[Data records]
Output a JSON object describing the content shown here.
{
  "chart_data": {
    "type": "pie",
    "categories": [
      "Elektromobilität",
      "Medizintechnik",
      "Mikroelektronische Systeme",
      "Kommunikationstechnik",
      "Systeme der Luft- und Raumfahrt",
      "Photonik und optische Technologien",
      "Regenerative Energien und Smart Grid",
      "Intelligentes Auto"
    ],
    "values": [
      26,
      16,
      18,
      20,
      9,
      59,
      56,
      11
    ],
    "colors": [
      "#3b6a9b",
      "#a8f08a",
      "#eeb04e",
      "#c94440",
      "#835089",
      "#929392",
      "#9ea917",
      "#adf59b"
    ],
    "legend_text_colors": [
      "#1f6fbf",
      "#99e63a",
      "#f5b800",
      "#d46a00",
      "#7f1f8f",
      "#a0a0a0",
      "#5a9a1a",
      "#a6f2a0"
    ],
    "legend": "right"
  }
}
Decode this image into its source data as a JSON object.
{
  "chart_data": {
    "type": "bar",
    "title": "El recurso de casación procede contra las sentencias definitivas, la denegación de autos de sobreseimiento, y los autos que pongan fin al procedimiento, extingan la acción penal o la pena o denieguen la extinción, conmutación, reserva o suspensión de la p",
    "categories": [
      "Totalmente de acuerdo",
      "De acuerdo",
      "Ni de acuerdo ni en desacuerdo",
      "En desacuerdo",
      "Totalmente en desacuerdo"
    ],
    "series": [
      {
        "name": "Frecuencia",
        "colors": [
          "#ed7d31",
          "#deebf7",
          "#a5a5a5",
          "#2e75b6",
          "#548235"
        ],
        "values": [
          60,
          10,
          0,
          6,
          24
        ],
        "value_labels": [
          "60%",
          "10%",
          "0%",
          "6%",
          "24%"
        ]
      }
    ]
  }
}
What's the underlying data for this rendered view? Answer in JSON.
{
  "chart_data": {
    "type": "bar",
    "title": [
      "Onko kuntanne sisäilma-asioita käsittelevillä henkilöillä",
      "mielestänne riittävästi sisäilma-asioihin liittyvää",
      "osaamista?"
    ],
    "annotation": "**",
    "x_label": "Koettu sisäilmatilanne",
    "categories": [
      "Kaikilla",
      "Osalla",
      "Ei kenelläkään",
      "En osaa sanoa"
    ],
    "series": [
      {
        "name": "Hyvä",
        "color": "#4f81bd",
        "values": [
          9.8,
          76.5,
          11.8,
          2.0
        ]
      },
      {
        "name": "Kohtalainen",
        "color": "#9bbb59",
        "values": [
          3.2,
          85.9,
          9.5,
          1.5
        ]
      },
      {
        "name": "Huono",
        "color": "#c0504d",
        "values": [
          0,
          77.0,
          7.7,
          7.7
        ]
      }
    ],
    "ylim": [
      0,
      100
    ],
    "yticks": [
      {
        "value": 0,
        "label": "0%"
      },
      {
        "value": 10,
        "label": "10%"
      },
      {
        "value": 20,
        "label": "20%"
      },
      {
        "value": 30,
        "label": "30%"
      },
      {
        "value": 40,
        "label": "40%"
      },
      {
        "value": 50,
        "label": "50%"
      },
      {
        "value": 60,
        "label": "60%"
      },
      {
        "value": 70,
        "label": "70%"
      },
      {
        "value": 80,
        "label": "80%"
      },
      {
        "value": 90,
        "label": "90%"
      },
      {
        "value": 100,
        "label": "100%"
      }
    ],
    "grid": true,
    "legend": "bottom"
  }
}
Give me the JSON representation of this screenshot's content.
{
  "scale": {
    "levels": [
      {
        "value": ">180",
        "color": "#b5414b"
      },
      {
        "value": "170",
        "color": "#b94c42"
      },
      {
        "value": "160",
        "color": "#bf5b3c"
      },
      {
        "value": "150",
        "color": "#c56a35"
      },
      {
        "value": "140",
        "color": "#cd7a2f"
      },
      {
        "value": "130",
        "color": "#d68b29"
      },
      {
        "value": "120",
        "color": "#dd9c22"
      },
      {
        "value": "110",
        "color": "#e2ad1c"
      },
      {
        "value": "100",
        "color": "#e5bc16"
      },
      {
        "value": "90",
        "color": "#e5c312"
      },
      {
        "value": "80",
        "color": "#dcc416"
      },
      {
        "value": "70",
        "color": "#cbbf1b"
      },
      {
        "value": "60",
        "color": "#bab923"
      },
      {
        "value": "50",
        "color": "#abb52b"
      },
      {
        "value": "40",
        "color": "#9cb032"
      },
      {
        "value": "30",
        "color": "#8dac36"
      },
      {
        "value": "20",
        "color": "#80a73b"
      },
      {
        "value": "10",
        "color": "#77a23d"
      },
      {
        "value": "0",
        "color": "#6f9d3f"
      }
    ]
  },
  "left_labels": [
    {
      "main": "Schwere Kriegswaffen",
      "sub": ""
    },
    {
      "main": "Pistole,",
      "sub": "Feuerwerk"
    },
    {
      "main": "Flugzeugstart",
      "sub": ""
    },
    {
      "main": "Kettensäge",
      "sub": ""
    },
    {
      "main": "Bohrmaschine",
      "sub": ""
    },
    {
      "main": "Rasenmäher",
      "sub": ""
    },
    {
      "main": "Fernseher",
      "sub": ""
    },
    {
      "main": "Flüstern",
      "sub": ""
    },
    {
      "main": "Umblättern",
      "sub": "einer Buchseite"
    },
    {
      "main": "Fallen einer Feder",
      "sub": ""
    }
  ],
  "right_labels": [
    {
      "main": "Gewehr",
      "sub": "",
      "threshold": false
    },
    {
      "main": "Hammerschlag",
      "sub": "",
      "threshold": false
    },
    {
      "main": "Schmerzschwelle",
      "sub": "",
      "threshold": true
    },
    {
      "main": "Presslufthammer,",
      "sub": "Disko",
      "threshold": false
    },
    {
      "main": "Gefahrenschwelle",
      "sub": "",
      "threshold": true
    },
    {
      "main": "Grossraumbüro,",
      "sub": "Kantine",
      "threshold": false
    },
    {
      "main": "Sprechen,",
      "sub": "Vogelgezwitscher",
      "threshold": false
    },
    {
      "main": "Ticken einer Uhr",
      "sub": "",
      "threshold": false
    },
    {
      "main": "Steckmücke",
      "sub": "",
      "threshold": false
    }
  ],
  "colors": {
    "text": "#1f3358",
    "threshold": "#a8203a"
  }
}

* [Description of the task] Reproduce every entry shown above, precisely as it stands.

* [Right answer]
Output a JSON object describing the content shown here.
{
  "chart_data": {
    "type": "pie",
    "categories": [
      "Elektromobilität",
      "Medizintechnik",
      "Mikroelektronische Systeme",
      "Kommunikationstechnik",
      "Systeme der Luft- und Raumfahrt",
      "Photonik und optische Technologien",
      "Regenerative Energien und Smart Grid",
      "Intelligentes Auto"
    ],
    "values": [
      26,
      16,
      18,
      20,
      9,
      59,
      56,
      11
    ],
    "colors": [
      "#3b6a9b",
      "#a8f08a",
      "#eeb04e",
      "#c94440",
      "#835089",
      "#929392",
      "#9ea917",
      "#adf59b"
    ],
    "legend_text_colors": [
      "#1f6fbf",
      "#99e63a",
      "#f5b800",
      "#d46a00",
      "#7f1f8f",
      "#a0a0a0",
      "#5a9a1a",
      "#a6f2a0"
    ],
    "legend": "right"
  }
}
Decode this image into its source data as a JSON object.
{
  "chart_data": {
    "type": "bar",
    "title": "El recurso de casación procede contra las sentencias definitivas, la denegación de autos de sobreseimiento, y los autos que pongan fin al procedimiento, extingan la acción penal o la pena o denieguen la extinción, conmutación, reserva o suspensión de la p",
    "categories": [
      "Totalmente de acuerdo",
      "De acuerdo",
      "Ni de acuerdo ni en desacuerdo",
      "En desacuerdo",
      "Totalmente en desacuerdo"
    ],
    "series": [
      {
        "name": "Frecuencia",
        "colors": [
          "#ed7d31",
          "#deebf7",
          "#a5a5a5",
          "#2e75b6",
          "#548235"
        ],
        "values": [
          60,
          10,
          0,
          6,
          24
        ],
        "value_labels": [
          "60%",
          "10%",
          "0%",
          "6%",
          "24%"
        ]
      }
    ]
  }
}
What's the underlying data for this rendered view? Answer in JSON.
{
  "chart_data": {
    "type": "bar",
    "title": [
      "Onko kuntanne sisäilma-asioita käsittelevillä henkilöillä",
      "mielestänne riittävästi sisäilma-asioihin liittyvää",
      "osaamista?"
    ],
    "annotation": "**",
    "x_label": "Koettu sisäilmatilanne",
    "categories": [
      "Kaikilla",
      "Osalla",
      "Ei kenelläkään",
      "En osaa sanoa"
    ],
    "series": [
      {
        "name": "Hyvä",
        "color": "#4f81bd",
        "values": [
          9.8,
          76.5,
          11.8,
          2.0
        ]
      },
      {
        "name": "Kohtalainen",
        "color": "#9bbb59",
        "values": [
          3.2,
          85.9,
          9.5,
          1.5
        ]
      },
      {
        "name": "Huono",
        "color": "#c0504d",
        "values": [
          0,
          77.0,
          7.7,
          7.7
        ]
      }
    ],
    "ylim": [
      0,
      100
    ],
    "yticks": [
      {
        "value": 0,
        "label": "0%"
      },
      {
        "value": 10,
        "label": "10%"
      },
      {
        "value": 20,
        "label": "20%"
      },
      {
        "value": 30,
        "label": "30%"
      },
      {
        "value": 40,
        "label": "40%"
      },
      {
        "value": 50,
        "label": "50%"
      },
      {
        "value": 60,
        "label": "60%"
      },
      {
        "value": 70,
        "label": "70%"
      },
      {
        "value": 80,
        "label": "80%"
      },
      {
        "value": 90,
        "label": "90%"
      },
      {
        "value": 100,
        "label": "100%"
      }
    ],
    "grid": true,
    "legend": "bottom"
  }
}
Give me the JSON representation of this screenshot's content.
{
  "scale": {
    "levels": [
      {
        "value": ">180",
        "color": "#b5414b"
      },
      {
        "value": "170",
        "color": "#b94c42"
      },
      {
        "value": "160",
        "color": "#bf5b3c"
      },
      {
        "value": "150",
        "color": "#c56a35"
      },
      {
        "value": "140",
        "color": "#cd7a2f"
      },
      {
        "value": "130",
        "color": "#d68b29"
      },
      {
        "value": "120",
        "color": "#dd9c22"
      },
      {
        "value": "110",
        "color": "#e2ad1c"
      },
      {
        "value": "100",
        "color": "#e5bc16"
      },
      {
        "value": "90",
        "color": "#e5c312"
      },
      {
        "value": "80",
        "color": "#dcc416"
      },
      {
        "value": "70",
        "color": "#cbbf1b"
      },
      {
        "value": "60",
        "color": "#bab923"
      },
      {
        "value": "50",
        "color": "#abb52b"
      },
      {
        "value": "40",
        "color": "#9cb032"
      },
      {
        "value": "30",
        "color": "#8dac36"
      },
      {
        "value": "20",
        "color": "#80a73b"
      },
      {
        "value": "10",
        "color": "#77a23d"
      },
      {
        "value": "0",
        "color": "#6f9d3f"
      }
    ]
  },
  "left_labels": [
    {
      "main": "Schwere Kriegswaffen",
      "sub": ""
    },
    {
      "main": "Pistole,",
      "sub": "Feuerwerk"
    },
    {
      "main": "Flugzeugstart",
      "sub": ""
    },
    {
      "main": "Kettensäge",
      "sub": ""
    },
    {
      "main": "Bohrmaschine",
      "sub": ""
    },
    {
      "main": "Rasenmäher",
      "sub": ""
    },
    {
      "main": "Fernseher",
      "sub": ""
    },
    {
      "main": "Flüstern",
      "sub": ""
    },
    {
      "main": "Umblättern",
      "sub": "einer Buchseite"
    },
    {
      "main": "Fallen einer Feder",
      "sub": ""
    }
  ],
  "right_labels": [
    {
      "main": "Gewehr",
      "sub": "",
      "threshold": false
    },
    {
      "main": "Hammerschlag",
      "sub": "",
      "threshold": false
    },
    {
      "main": "Schmerzschwelle",
      "sub": "",
      "threshold": true
    },
    {
      "main": "Presslufthammer,",
      "sub": "Disko",
      "threshold": false
    },
    {
      "main": "Gefahrenschwelle",
      "sub": "",
      "threshold": true
    },
    {
      "main": "Grossraumbüro,",
      "sub": "Kantine",
      "threshold": false
    },
    {
      "main": "Sprechen,",
      "sub": "Vogelgezwitscher",
      "threshold": false
    },
    {
      "main": "Ticken einer Uhr",
      "sub": "",
      "threshold": false
    },
    {
      "main": "Steckmücke",
      "sub": "",
      "threshold": false
    }
  ],
  "colors": {
    "text": "#1f3358",
    "threshold": "#a8203a"
  }
}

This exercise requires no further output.